> [WHAT YOU WILL DO]:
The listing below should be reproduced precisely, except for its images.

> [TASK MATERIAL]:
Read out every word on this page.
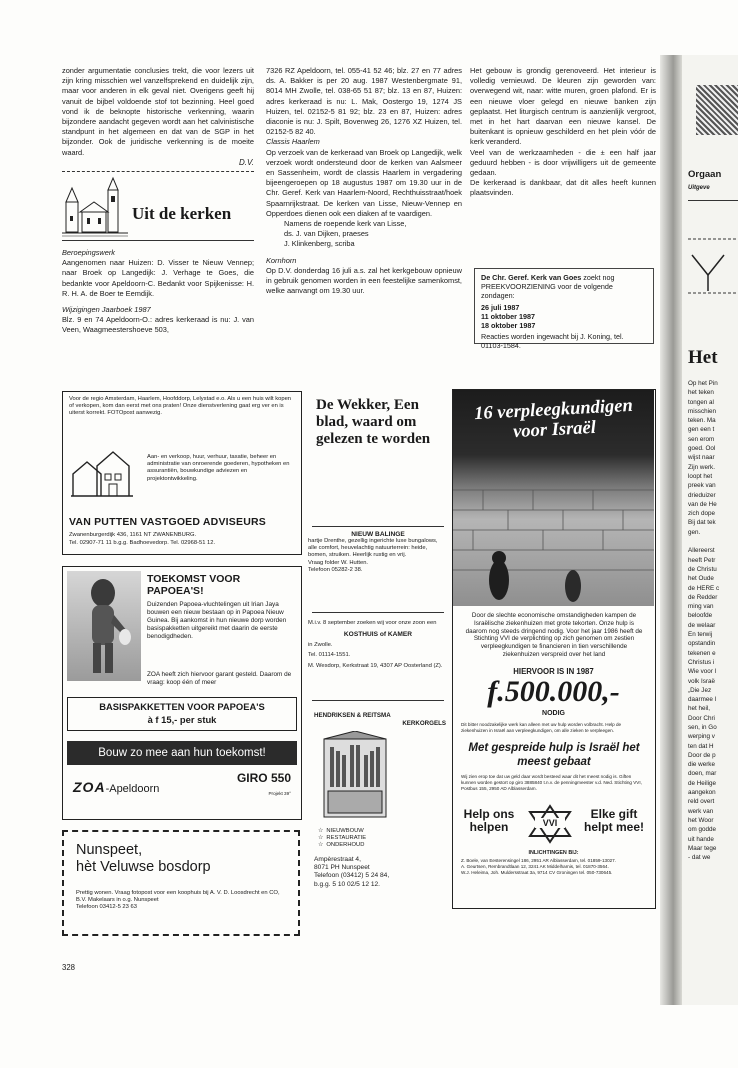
zonder argumentatie conclusies trekt, die voor lezers uit zijn kring misschien wel vanzelfsprekend en duidelijk zijn, maar voor anderen in elk geval niet. Overigens geeft hij vanuit de bijbel voldoende stof tot bezinning. Heel goed vond ik de beknopte historische verkenning, waarin bijzondere aandacht gegeven wordt aan het calvinistische standpunt in het algemeen en dat van de SGP in het bijzonder. Ook de juridische verkenning is de moeite waard.

D.V.
Uit de kerken

Beroepingswerk

Aangenomen naar Huizen: D. Visser te Nieuw Vennep; naar Broek op Langedijk: J. Verhage te Goes, die bedankte voor Apeldoorn-C. Bedankt voor Spijkenisse: H. R. H. A. de Boer te Eemdijk.

Wijzigingen Jaarboek 1987

Blz. 9 en 74 Apeldoorn-O.: adres kerkeraad is nu: J. van Veen, Waagmeestershoeve 503,

7326 RZ Apeldoorn, tel. 055-41 52 46; blz. 27 en 77 adres ds. A. Bakker is per 20 aug. 1987 Westenbergmate 91, 8014 MH Zwolle, tel. 038-65 51 87; blz. 13 en 87, Huizen: adres kerkeraad is nu: L. Mak, Oostergo 19, 1274 JS Huizen, tel. 02152-5 81 92; blz. 23 en 87, Huizen: adres diaconie is nu: J. Spilt, Bovenweg 26, 1276 XZ Huizen, tel. 02152-5 82 40.

Classis Haarlem

Op verzoek van de kerkeraad van Broek op Langedijk, welk verzoek wordt ondersteund door de kerken van Aalsmeer en Sassenheim, wordt de classis Haarlem in vergadering bijeengeroepen op 18 augustus 1987 om 19.30 uur in de Chr. Geref. Kerk van Haarlem-Noord, Rechthuisstraat/hoek Spaarnrijkstraat. De kerken van Lisse, Nieuw-Vennep en Opperdoes dienen ook een diaken af te vaardigen.

Namens de roepende kerk van Lisse,

ds. J. van Dijken, praeses

J. Klinkenberg, scriba

Kornhorn

Op D.V. donderdag 16 juli a.s. zal het kerkgebouw opnieuw in gebruik genomen worden in een feestelijke samenkomst, welke aanvangt om 19.30 uur.

Het gebouw is grondig gerenoveerd. Het interieur is volledig vernieuwd. De kleuren zijn geworden van: overwegend wit, naar: witte muren, groen plafond. Er is een nieuwe vloer gelegd en nieuwe banken zijn geplaatst. Het liturgisch centrum is aanzienlijk vergroot, met in het hart daarvan een nieuwe kansel. De buitenkant is opnieuw geschilderd en het plein vóór de kerk veranderd.

Veel van de werkzaamheden - die ± een half jaar geduurd hebben - is door vrijwilligers uit de gemeente gedaan.

De kerkeraad is dankbaar, dat dit alles heeft kunnen plaatsvinden.

De Chr. Geref. Kerk van Goes zoekt nog PREEKVOORZIENING voor de volgende zondagen:
26 juli 1987
11 oktober 1987
18 oktober 1987
Reacties worden ingewacht bij J. Koning, tel. 01103-1584.
Voor de regio Amsterdam, Haarlem, Hoofddorp, Lelystad e.o. Als u een huis wilt kopen of verkopen, kom dan eerst met ons praten! Onze dienstverlening gaat erg ver en is uiterst korrekt. FOTOpost aanwezig.
Aan- en verkoop, huur, verhuur, taxatie, beheer en administratie van onroerende goederen, hypotheken en assurantiën, bouwkundige adviezen en projektontwikkeling.
VAN PUTTEN VASTGOED ADVISEURS
Zwanenburgerdijk 436, 1161 NT ZWANENBURG.
Tel. 02907-71 11 b.g.g. Badhoevedorp. Tel. 02968-51 12.
De Wekker, Een blad, waard om gelezen te worden
NIEUW BALINGE
hartje Drenthe, gezellig ingerichte luxe bungalows, alle comfort, heuvelachtig natuurterrein: heide, bomen, struiken. Heerlijk rustig en vrij.
Vraag folder W. Hutten.
Telefoon 05282-2 38.
M.i.v. 8 september zoeken wij voor onze zoon een
KOSTHUIS of KAMER
in Zwolle.
Tel. 01114-1551.
M. Wesdorp, Kerkstraat 19, 4307 AP Oosterland (Z).
TOEKOMST VOOR PAPOEA'S!
Duizenden Papoea-vluchtelingen uit Irian Jaya bouwen een nieuw bestaan op in Papoea Nieuw Guinea. Bij aankomst in hun nieuwe dorp worden basispakketten uitgereikt met daarin de eerste benodigdheden.
ZOA heeft zich hiervoor garant gesteld. Daarom de vraag: koop één of meer
BASISPAKKETTEN VOOR PAPOEA'S
à f 15,- per stuk
Bouw zo mee aan hun toekomst!
ZOA-Apeldoorn
GIRO 550
Projekt 39°
HENDRIKSEN & REITSMA
KERKORGELS
☆  NIEUWBOUW
☆  RESTAURATIE
☆  ONDERHOUD
Ampèrestraat 4,
8071 PH Nunspeet
Telefoon (03412) 5 24 84,
b.g.g. 5 10 02/5 12 12.
Nunspeet,
hèt Veluwse bosdorp
Prettig wonen. Vraag fotopost voor een koophuis bij A. V. D. Loosdrecht en CO, B.V. Makelaars in o.g. Nunspeet
Telefoon 03412-5 23 63
16 verpleegkundigen voor Israël
Door de slechte economische omstandigheden kampen de Israëlische ziekenhuizen met grote tekorten. Onze hulp is daarom nog steeds dringend nodig. Voor het jaar 1986 heeft de Stichting VVI de verplichting op zich genomen om zestien verpleegkundigen te financieren in tien verschillende ziekenhuizen verspreid over het land
HIERVOOR IS IN 1987
f.500.000,-
NODIG
Dit bitter noodzakelijke werk kan alleen met uw hulp worden volbracht. Help de ziekenhuizen in Israël aan verpleegkundigen, om alle zieken te verpleegen.
Met gespreide hulp is Israël het meest gebaat
Wij zien erop toe dat uw geld daar wordt besteed waar dit het meest nodig is. Giften kunnen worden gestort op giro 3885840 t.n.v. de penningmeester v.d. Ned. Stichting VVI, Postbus 155, 2950 AD Alblasserdam.
Help ons helpen	VVI
Elke gift helpt mee!
INLICHTINGEN BIJ:
Z. Boele, van Eesterensingel 186, 2951 AR Alblasserdam, tel. 01859-13027.
A. Geurtsen, Rembrandtlaan 12, 3241 AK Middelharnis, tel. 01870-3564.
W.J. Heleima, Joh. Muldersstraat 3a, 9714 CV Groningen tel. 050-730645.
328
Orgaan
Uitgeve
Het
Op het Pin
het teken
tongen al
misschien
teken. Ma
gen een t
sen erom
goed. Ool
wijst naar
Zijn werk.
loopt het
preek van
drieduizer
van de He
zich dope
Bij dat tek
gen.

Allereerst
heeft Petr
de Christu
het Oude
de HERE c
de Redder
ming van
beloofde
de welaar
En terwij
opstandin
tekenen e
Christus i
Wie voor l
volk Israë
„Die Jez
daarmee l
het heil,
Door Chri
sen, in Go
werping v
ten dat H
Door de p
die werke
doen, mar
de Heilige
aangekon
reld overt
werk van
het Woor
om godde
uit hande
Maar tege
- dat we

> [WRITTEN ANSWER]:
Read out every word on this page.
zonder argumentatie conclusies trekt, die voor lezers uit zijn kring misschien wel vanzelfsprekend en duidelijk zijn, maar voor anderen in elk geval niet. Overigens geeft hij vanuit de bijbel voldoende stof tot bezinning. Heel goed vond ik de beknopte historische verkenning, waarin bijzondere aandacht gegeven wordt aan het calvinistische standpunt in het algemeen en dat van de SGP in het bijzonder. Ook de juridische verkenning is de moeite waard.

D.V.
Uit de kerken

Beroepingswerk

Aangenomen naar Huizen: D. Visser te Nieuw Vennep; naar Broek op Langedijk: J. Verhage te Goes, die bedankte voor Apeldoorn-C. Bedankt voor Spijkenisse: H. R. H. A. de Boer te Eemdijk.

Wijzigingen Jaarboek 1987

Blz. 9 en 74 Apeldoorn-O.: adres kerkeraad is nu: J. van Veen, Waagmeestershoeve 503,

7326 RZ Apeldoorn, tel. 055-41 52 46; blz. 27 en 77 adres ds. A. Bakker is per 20 aug. 1987 Westenbergmate 91, 8014 MH Zwolle, tel. 038-65 51 87; blz. 13 en 87, Huizen: adres kerkeraad is nu: L. Mak, Oostergo 19, 1274 JS Huizen, tel. 02152-5 81 92; blz. 23 en 87, Huizen: adres diaconie is nu: J. Spilt, Bovenweg 26, 1276 XZ Huizen, tel. 02152-5 82 40.

Classis Haarlem

Op verzoek van de kerkeraad van Broek op Langedijk, welk verzoek wordt ondersteund door de kerken van Aalsmeer en Sassenheim, wordt de classis Haarlem in vergadering bijeengeroepen op 18 augustus 1987 om 19.30 uur in de Chr. Geref. Kerk van Haarlem-Noord, Rechthuisstraat/hoek Spaarnrijkstraat. De kerken van Lisse, Nieuw-Vennep en Opperdoes dienen ook een diaken af te vaardigen.

Namens de roepende kerk van Lisse,

ds. J. van Dijken, praeses

J. Klinkenberg, scriba

Kornhorn

Op D.V. donderdag 16 juli a.s. zal het kerkgebouw opnieuw in gebruik genomen worden in een feestelijke samenkomst, welke aanvangt om 19.30 uur.

Het gebouw is grondig gerenoveerd. Het interieur is volledig vernieuwd. De kleuren zijn geworden van: overwegend wit, naar: witte muren, groen plafond. Er is een nieuwe vloer gelegd en nieuwe banken zijn geplaatst. Het liturgisch centrum is aanzienlijk vergroot, met in het hart daarvan een nieuwe kansel. De buitenkant is opnieuw geschilderd en het plein vóór de kerk veranderd.

Veel van de werkzaamheden - die ± een half jaar geduurd hebben - is door vrijwilligers uit de gemeente gedaan.

De kerkeraad is dankbaar, dat dit alles heeft kunnen plaatsvinden.

De Chr. Geref. Kerk van Goes zoekt nog PREEKVOORZIENING voor de volgende zondagen:
26 juli 1987
11 oktober 1987
18 oktober 1987
Reacties worden ingewacht bij J. Koning, tel. 01103-1584.
Voor de regio Amsterdam, Haarlem, Hoofddorp, Lelystad e.o. Als u een huis wilt kopen of verkopen, kom dan eerst met ons praten! Onze dienstverlening gaat erg ver en is uiterst korrekt. FOTOpost aanwezig.
Aan- en verkoop, huur, verhuur, taxatie, beheer en administratie van onroerende goederen, hypotheken en assurantiën, bouwkundige adviezen en projektontwikkeling.
VAN PUTTEN VASTGOED ADVISEURS
Zwanenburgerdijk 436, 1161 NT ZWANENBURG.
Tel. 02907-71 11 b.g.g. Badhoevedorp. Tel. 02968-51 12.
De Wekker, Een blad, waard om gelezen te worden
NIEUW BALINGE
hartje Drenthe, gezellig ingerichte luxe bungalows, alle comfort, heuvelachtig natuurterrein: heide, bomen, struiken. Heerlijk rustig en vrij.
Vraag folder W. Hutten.
Telefoon 05282-2 38.
M.i.v. 8 september zoeken wij voor onze zoon een
KOSTHUIS of KAMER
in Zwolle.
Tel. 01114-1551.
M. Wesdorp, Kerkstraat 19, 4307 AP Oosterland (Z).
TOEKOMST VOOR PAPOEA'S!
Duizenden Papoea-vluchtelingen uit Irian Jaya bouwen een nieuw bestaan op in Papoea Nieuw Guinea. Bij aankomst in hun nieuwe dorp worden basispakketten uitgereikt met daarin de eerste benodigdheden.
ZOA heeft zich hiervoor garant gesteld. Daarom de vraag: koop één of meer
BASISPAKKETTEN VOOR PAPOEA'S
à f 15,- per stuk
Bouw zo mee aan hun toekomst!
ZOA-Apeldoorn
GIRO 550
Projekt 39°
HENDRIKSEN & REITSMA
KERKORGELS
☆  NIEUWBOUW
☆  RESTAURATIE
☆  ONDERHOUD
Ampèrestraat 4,
8071 PH Nunspeet
Telefoon (03412) 5 24 84,
b.g.g. 5 10 02/5 12 12.
Nunspeet,
hèt Veluwse bosdorp
Prettig wonen. Vraag fotopost voor een koophuis bij A. V. D. Loosdrecht en CO, B.V. Makelaars in o.g. Nunspeet
Telefoon 03412-5 23 63
16 verpleegkundigen voor Israël
Door de slechte economische omstandigheden kampen de Israëlische ziekenhuizen met grote tekorten. Onze hulp is daarom nog steeds dringend nodig. Voor het jaar 1986 heeft de Stichting VVI de verplichting op zich genomen om zestien verpleegkundigen te financieren in tien verschillende ziekenhuizen verspreid over het land
HIERVOOR IS IN 1987
f.500.000,-
NODIG
Dit bitter noodzakelijke werk kan alleen met uw hulp worden volbracht. Help de ziekenhuizen in Israël aan verpleegkundigen, om alle zieken te verpleegen.
Met gespreide hulp is Israël het meest gebaat
Wij zien erop toe dat uw geld daar wordt besteed waar dit het meest nodig is. Giften kunnen worden gestort op giro 3885840 t.n.v. de penningmeester v.d. Ned. Stichting VVI, Postbus 155, 2950 AD Alblasserdam.
Help ons helpen	VVI
Elke gift helpt mee!
INLICHTINGEN BIJ:
Z. Boele, van Eesterensingel 186, 2951 AR Alblasserdam, tel. 01859-13027.
A. Geurtsen, Rembrandtlaan 12, 3241 AK Middelharnis, tel. 01870-3564.
W.J. Heleima, Joh. Muldersstraat 3a, 9714 CV Groningen tel. 050-730645.
328
Orgaan
Uitgeve
Het
Op het Pin
het teken
tongen al
misschien
teken. Ma
gen een t
sen erom
goed. Ool
wijst naar
Zijn werk.
loopt het
preek van
drieduizer
van de He
zich dope
Bij dat tek
gen.

Allereerst
heeft Petr
de Christu
het Oude
de HERE c
de Redder
ming van
beloofde
de welaar
En terwij
opstandin
tekenen e
Christus i
Wie voor l
volk Israë
„Die Jez
daarmee l
het heil,
Door Chri
sen, in Go
werping v
ten dat H
Door de p
die werke
doen, mar
de Heilige
aangekon
reld overt
werk van
het Woor
om godde
uit hande
Maar tege
- dat we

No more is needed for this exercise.